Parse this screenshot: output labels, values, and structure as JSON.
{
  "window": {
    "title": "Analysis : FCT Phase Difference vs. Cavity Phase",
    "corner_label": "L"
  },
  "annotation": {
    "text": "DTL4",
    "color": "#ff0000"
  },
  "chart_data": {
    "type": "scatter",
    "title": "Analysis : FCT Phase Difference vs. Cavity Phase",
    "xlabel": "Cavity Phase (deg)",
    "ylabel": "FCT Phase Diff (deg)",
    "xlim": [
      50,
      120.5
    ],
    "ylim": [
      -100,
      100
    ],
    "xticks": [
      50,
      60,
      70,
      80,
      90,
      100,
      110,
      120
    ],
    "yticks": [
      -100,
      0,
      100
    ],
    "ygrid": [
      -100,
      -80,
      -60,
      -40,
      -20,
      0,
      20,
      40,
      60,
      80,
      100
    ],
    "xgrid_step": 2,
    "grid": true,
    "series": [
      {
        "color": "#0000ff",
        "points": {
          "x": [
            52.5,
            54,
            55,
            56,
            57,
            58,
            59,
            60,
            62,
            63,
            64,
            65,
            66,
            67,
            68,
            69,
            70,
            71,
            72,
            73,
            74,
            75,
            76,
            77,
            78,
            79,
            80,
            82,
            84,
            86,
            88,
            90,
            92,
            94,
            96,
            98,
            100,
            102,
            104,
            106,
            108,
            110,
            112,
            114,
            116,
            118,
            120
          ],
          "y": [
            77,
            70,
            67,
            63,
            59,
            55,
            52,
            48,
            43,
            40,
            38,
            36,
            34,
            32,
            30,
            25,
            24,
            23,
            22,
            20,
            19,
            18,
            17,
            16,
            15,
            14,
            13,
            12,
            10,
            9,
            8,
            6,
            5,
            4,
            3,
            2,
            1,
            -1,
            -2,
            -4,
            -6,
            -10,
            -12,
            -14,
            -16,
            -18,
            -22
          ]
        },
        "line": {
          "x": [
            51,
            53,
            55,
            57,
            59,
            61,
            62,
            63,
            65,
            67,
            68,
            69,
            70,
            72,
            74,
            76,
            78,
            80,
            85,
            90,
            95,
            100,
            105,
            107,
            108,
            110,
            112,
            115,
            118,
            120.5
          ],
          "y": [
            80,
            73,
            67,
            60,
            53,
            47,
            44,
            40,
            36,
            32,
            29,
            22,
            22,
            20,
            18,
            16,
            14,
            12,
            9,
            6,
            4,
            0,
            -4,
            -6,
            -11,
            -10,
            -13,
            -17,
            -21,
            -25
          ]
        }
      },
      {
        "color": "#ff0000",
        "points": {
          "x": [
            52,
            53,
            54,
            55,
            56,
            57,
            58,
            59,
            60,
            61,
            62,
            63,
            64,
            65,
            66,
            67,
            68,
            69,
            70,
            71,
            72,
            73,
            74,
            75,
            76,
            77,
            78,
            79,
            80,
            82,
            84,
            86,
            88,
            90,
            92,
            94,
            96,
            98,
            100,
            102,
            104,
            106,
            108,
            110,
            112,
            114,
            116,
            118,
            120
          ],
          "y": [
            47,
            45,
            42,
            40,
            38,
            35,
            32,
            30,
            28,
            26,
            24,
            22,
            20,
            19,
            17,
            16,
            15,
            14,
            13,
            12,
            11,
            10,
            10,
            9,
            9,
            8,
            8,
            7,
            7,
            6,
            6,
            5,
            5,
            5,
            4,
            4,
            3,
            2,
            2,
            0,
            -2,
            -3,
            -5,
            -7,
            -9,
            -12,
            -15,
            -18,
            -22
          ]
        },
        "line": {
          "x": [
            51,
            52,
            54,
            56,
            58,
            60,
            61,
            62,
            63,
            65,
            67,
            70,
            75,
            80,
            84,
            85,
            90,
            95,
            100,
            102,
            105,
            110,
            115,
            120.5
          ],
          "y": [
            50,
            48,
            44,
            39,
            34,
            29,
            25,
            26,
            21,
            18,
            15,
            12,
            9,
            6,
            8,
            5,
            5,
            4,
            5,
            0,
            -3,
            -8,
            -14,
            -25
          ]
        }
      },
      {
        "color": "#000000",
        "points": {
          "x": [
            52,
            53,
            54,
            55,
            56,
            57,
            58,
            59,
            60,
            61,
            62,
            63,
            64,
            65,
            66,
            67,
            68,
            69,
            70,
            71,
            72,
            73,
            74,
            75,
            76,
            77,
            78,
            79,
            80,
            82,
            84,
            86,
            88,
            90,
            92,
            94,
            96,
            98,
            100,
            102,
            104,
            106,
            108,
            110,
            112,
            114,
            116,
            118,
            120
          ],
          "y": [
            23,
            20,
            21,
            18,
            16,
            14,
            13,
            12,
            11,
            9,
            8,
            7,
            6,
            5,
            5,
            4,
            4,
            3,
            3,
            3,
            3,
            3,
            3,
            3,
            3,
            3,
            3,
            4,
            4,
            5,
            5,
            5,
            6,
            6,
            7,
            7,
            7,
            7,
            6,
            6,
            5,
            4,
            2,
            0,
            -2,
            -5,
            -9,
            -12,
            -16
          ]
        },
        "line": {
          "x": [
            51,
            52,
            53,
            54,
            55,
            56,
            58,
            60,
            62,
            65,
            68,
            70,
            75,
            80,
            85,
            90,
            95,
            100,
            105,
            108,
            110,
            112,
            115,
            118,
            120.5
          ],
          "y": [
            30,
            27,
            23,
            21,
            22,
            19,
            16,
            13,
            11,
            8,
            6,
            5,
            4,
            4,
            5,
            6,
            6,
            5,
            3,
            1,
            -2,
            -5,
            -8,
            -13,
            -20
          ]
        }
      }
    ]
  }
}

---+---

* PROBLEM DETAILS *
All the entries above need to be reproduced exactly.

* RESPONSE FOR THIS EXERCISE *
Parse this screenshot: output labels, values, and structure as JSON.
{
  "window": {
    "title": "Analysis : FCT Phase Difference vs. Cavity Phase",
    "corner_label": "L"
  },
  "annotation": {
    "text": "DTL4",
    "color": "#ff0000"
  },
  "chart_data": {
    "type": "scatter",
    "title": "Analysis : FCT Phase Difference vs. Cavity Phase",
    "xlabel": "Cavity Phase (deg)",
    "ylabel": "FCT Phase Diff (deg)",
    "xlim": [
      50,
      120.5
    ],
    "ylim": [
      -100,
      100
    ],
    "xticks": [
      50,
      60,
      70,
      80,
      90,
      100,
      110,
      120
    ],
    "yticks": [
      -100,
      0,
      100
    ],
    "ygrid": [
      -100,
      -80,
      -60,
      -40,
      -20,
      0,
      20,
      40,
      60,
      80,
      100
    ],
    "xgrid_step": 2,
    "grid": true,
    "series": [
      {
        "color": "#0000ff",
        "points": {
          "x": [
            52.5,
            54,
            55,
            56,
            57,
            58,
            59,
            60,
            62,
            63,
            64,
            65,
            66,
            67,
            68,
            69,
            70,
            71,
            72,
            73,
            74,
            75,
            76,
            77,
            78,
            79,
            80,
            82,
            84,
            86,
            88,
            90,
            92,
            94,
            96,
            98,
            100,
            102,
            104,
            106,
            108,
            110,
            112,
            114,
            116,
            118,
            120
          ],
          "y": [
            77,
            70,
            67,
            63,
            59,
            55,
            52,
            48,
            43,
            40,
            38,
            36,
            34,
            32,
            30,
            25,
            24,
            23,
            22,
            20,
            19,
            18,
            17,
            16,
            15,
            14,
            13,
            12,
            10,
            9,
            8,
            6,
            5,
            4,
            3,
            2,
            1,
            -1,
            -2,
            -4,
            -6,
            -10,
            -12,
            -14,
            -16,
            -18,
            -22
          ]
        },
        "line": {
          "x": [
            51,
            53,
            55,
            57,
            59,
            61,
            62,
            63,
            65,
            67,
            68,
            69,
            70,
            72,
            74,
            76,
            78,
            80,
            85,
            90,
            95,
            100,
            105,
            107,
            108,
            110,
            112,
            115,
            118,
            120.5
          ],
          "y": [
            80,
            73,
            67,
            60,
            53,
            47,
            44,
            40,
            36,
            32,
            29,
            22,
            22,
            20,
            18,
            16,
            14,
            12,
            9,
            6,
            4,
            0,
            -4,
            -6,
            -11,
            -10,
            -13,
            -17,
            -21,
            -25
          ]
        }
      },
      {
        "color": "#ff0000",
        "points": {
          "x": [
            52,
            53,
            54,
            55,
            56,
            57,
            58,
            59,
            60,
            61,
            62,
            63,
            64,
            65,
            66,
            67,
            68,
            69,
            70,
            71,
            72,
            73,
            74,
            75,
            76,
            77,
            78,
            79,
            80,
            82,
            84,
            86,
            88,
            90,
            92,
            94,
            96,
            98,
            100,
            102,
            104,
            106,
            108,
            110,
            112,
            114,
            116,
            118,
            120
          ],
          "y": [
            47,
            45,
            42,
            40,
            38,
            35,
            32,
            30,
            28,
            26,
            24,
            22,
            20,
            19,
            17,
            16,
            15,
            14,
            13,
            12,
            11,
            10,
            10,
            9,
            9,
            8,
            8,
            7,
            7,
            6,
            6,
            5,
            5,
            5,
            4,
            4,
            3,
            2,
            2,
            0,
            -2,
            -3,
            -5,
            -7,
            -9,
            -12,
            -15,
            -18,
            -22
          ]
        },
        "line": {
          "x": [
            51,
            52,
            54,
            56,
            58,
            60,
            61,
            62,
            63,
            65,
            67,
            70,
            75,
            80,
            84,
            85,
            90,
            95,
            100,
            102,
            105,
            110,
            115,
            120.5
          ],
          "y": [
            50,
            48,
            44,
            39,
            34,
            29,
            25,
            26,
            21,
            18,
            15,
            12,
            9,
            6,
            8,
            5,
            5,
            4,
            5,
            0,
            -3,
            -8,
            -14,
            -25
          ]
        }
      },
      {
        "color": "#000000",
        "points": {
          "x": [
            52,
            53,
            54,
            55,
            56,
            57,
            58,
            59,
            60,
            61,
            62,
            63,
            64,
            65,
            66,
            67,
            68,
            69,
            70,
            71,
            72,
            73,
            74,
            75,
            76,
            77,
            78,
            79,
            80,
            82,
            84,
            86,
            88,
            90,
            92,
            94,
            96,
            98,
            100,
            102,
            104,
            106,
            108,
            110,
            112,
            114,
            116,
            118,
            120
          ],
          "y": [
            23,
            20,
            21,
            18,
            16,
            14,
            13,
            12,
            11,
            9,
            8,
            7,
            6,
            5,
            5,
            4,
            4,
            3,
            3,
            3,
            3,
            3,
            3,
            3,
            3,
            3,
            3,
            4,
            4,
            5,
            5,
            5,
            6,
            6,
            7,
            7,
            7,
            7,
            6,
            6,
            5,
            4,
            2,
            0,
            -2,
            -5,
            -9,
            -12,
            -16
          ]
        },
        "line": {
          "x": [
            51,
            52,
            53,
            54,
            55,
            56,
            58,
            60,
            62,
            65,
            68,
            70,
            75,
            80,
            85,
            90,
            95,
            100,
            105,
            108,
            110,
            112,
            115,
            118,
            120.5
          ],
          "y": [
            30,
            27,
            23,
            21,
            22,
            19,
            16,
            13,
            11,
            8,
            6,
            5,
            4,
            4,
            5,
            6,
            6,
            5,
            3,
            1,
            -2,
            -5,
            -8,
            -13,
            -20
          ]
        }
      }
    ]
  }
}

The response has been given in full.